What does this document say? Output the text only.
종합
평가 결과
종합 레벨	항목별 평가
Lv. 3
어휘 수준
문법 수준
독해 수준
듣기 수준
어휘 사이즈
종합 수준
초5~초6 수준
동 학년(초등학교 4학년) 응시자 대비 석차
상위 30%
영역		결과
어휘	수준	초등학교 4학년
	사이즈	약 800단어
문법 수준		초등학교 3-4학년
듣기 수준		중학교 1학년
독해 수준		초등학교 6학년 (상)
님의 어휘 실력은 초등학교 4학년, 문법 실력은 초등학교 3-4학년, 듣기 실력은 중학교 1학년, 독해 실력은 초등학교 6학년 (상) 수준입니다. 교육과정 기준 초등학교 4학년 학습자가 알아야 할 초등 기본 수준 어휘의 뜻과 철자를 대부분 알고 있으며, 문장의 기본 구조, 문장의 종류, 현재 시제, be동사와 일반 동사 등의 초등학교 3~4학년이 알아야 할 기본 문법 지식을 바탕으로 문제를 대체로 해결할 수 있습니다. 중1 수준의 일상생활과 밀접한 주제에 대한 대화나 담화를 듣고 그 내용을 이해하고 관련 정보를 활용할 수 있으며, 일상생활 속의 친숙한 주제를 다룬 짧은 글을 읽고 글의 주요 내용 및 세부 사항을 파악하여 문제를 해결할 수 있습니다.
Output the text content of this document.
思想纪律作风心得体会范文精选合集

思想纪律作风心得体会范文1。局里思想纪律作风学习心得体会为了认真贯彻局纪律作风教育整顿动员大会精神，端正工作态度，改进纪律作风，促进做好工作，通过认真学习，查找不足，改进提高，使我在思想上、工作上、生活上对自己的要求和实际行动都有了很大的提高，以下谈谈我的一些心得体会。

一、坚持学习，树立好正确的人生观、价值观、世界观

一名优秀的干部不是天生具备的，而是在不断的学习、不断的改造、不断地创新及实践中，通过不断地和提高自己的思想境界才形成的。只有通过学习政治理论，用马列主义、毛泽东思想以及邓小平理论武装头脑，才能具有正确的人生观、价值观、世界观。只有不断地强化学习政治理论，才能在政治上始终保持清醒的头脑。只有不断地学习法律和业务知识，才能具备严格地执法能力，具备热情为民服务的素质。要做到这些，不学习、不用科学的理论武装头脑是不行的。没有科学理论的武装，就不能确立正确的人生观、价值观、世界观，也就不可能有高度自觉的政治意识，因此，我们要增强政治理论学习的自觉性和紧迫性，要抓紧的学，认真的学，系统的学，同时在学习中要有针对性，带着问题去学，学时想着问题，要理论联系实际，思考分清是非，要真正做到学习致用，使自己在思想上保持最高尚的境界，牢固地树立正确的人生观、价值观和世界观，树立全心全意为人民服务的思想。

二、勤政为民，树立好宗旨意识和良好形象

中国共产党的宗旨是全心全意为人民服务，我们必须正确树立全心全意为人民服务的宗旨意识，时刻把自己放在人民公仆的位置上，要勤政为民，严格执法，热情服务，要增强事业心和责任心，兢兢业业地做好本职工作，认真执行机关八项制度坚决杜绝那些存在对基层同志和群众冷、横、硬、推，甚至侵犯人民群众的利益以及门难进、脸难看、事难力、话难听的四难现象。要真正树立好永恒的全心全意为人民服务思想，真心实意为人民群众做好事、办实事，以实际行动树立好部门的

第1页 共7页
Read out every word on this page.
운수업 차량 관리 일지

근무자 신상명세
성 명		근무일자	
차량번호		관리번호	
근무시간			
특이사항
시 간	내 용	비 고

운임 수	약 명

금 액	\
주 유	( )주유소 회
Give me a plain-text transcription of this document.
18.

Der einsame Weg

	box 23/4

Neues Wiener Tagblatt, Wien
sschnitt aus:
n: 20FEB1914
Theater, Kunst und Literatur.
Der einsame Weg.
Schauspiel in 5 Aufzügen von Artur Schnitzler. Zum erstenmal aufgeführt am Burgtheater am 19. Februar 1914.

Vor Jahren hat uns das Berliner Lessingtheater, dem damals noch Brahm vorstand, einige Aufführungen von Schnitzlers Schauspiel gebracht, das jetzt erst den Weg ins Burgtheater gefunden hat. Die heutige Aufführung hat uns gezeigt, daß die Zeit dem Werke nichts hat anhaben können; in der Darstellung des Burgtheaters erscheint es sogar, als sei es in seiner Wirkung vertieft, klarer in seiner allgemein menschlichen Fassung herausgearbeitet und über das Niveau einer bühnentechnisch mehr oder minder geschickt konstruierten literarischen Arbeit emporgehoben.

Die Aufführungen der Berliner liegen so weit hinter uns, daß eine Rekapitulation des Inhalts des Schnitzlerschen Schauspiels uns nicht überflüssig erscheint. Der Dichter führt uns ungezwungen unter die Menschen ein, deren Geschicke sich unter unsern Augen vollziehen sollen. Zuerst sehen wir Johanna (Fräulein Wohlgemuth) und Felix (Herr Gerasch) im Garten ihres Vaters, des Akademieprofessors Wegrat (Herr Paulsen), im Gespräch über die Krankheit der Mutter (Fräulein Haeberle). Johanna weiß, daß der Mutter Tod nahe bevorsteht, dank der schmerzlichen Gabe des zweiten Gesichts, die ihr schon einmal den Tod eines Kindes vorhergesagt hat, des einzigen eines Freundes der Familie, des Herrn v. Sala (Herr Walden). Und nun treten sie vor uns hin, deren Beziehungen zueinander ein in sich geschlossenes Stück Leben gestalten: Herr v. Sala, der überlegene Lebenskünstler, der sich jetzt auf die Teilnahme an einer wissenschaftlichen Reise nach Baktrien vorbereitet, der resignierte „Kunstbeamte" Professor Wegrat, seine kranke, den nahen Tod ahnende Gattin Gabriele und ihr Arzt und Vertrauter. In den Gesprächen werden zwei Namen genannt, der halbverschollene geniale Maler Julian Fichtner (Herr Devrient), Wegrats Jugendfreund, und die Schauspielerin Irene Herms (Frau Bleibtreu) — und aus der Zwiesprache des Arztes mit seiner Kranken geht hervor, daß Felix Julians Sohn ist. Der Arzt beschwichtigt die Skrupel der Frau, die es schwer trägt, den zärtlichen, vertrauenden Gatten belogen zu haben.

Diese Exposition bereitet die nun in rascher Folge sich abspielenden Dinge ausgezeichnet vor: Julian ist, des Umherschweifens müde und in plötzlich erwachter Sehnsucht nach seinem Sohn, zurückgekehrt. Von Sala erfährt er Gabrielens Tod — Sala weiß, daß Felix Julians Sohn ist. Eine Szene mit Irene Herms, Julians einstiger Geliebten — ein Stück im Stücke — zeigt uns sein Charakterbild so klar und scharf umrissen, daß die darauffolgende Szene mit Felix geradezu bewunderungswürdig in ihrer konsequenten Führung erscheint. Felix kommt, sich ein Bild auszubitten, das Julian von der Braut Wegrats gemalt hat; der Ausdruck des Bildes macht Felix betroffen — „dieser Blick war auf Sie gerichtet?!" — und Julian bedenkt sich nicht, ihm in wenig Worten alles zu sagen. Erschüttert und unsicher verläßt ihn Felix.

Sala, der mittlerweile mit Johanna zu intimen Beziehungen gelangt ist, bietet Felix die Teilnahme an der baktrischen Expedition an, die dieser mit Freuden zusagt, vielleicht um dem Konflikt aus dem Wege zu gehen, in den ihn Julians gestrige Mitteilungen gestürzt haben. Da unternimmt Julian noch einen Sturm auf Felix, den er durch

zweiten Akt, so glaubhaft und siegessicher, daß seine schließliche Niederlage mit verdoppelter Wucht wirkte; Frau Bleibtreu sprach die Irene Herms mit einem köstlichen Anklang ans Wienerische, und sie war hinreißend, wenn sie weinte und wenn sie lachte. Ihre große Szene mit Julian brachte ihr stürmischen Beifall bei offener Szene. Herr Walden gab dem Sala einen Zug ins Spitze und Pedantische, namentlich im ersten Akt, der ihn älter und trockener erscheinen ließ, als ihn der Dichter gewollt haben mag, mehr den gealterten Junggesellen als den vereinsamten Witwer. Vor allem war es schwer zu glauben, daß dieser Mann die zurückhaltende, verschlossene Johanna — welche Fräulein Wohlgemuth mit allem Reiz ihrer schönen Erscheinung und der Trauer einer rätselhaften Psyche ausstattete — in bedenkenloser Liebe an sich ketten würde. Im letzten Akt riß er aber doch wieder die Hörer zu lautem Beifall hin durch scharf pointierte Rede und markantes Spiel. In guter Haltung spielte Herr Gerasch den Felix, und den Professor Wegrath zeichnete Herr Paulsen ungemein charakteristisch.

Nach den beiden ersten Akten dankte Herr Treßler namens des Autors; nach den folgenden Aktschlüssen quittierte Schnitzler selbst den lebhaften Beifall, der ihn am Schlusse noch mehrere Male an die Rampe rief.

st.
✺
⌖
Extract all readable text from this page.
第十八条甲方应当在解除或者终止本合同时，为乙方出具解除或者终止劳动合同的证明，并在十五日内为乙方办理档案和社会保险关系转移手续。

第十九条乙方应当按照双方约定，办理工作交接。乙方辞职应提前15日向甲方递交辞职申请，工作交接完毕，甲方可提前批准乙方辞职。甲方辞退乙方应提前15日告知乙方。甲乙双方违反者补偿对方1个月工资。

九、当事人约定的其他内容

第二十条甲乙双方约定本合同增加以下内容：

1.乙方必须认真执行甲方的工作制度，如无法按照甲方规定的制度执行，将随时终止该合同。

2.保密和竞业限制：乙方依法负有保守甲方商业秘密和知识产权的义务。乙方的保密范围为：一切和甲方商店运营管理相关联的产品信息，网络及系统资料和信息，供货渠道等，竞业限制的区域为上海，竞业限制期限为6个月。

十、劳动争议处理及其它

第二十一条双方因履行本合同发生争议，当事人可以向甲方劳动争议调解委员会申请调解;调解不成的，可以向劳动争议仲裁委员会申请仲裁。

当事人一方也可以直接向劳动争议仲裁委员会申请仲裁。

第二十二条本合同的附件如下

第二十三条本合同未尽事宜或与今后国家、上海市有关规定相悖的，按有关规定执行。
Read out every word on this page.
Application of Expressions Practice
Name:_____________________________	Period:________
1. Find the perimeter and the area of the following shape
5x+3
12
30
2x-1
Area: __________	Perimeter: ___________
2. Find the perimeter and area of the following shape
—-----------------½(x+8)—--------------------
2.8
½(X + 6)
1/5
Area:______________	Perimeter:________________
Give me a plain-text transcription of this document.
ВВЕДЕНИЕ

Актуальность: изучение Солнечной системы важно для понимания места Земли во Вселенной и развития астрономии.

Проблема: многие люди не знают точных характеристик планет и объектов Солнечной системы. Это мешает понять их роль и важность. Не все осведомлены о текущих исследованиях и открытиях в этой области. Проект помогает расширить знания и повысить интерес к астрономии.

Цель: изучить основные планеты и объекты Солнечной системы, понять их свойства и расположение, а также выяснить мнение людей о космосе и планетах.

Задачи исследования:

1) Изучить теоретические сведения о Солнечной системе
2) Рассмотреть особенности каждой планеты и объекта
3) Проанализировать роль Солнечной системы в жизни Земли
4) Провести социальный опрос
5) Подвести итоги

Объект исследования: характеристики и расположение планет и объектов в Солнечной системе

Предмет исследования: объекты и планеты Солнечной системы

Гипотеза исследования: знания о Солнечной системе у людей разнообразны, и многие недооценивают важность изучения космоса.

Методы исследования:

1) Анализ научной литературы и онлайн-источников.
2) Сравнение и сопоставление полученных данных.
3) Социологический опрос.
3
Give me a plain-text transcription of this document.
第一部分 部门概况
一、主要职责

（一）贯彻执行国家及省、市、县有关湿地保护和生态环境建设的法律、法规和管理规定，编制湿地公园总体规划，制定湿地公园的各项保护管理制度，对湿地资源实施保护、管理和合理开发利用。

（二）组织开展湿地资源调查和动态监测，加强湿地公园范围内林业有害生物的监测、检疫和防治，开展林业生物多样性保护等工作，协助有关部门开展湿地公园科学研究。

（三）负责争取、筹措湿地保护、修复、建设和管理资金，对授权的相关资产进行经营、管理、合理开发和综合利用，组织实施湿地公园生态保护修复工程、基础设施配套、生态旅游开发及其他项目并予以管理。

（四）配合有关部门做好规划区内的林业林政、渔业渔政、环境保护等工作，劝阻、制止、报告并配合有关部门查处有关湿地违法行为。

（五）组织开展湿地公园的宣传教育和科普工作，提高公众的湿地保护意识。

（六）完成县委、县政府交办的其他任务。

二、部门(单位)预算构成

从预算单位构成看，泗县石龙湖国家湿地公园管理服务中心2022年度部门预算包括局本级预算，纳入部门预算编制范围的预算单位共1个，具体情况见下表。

GIVEN EXERCISE –
Only lines that contain the word "Output" are wanted; copy each of them.

WORKED SOLUTION –
What does this document say? Output the text only.
Output the text content of this document.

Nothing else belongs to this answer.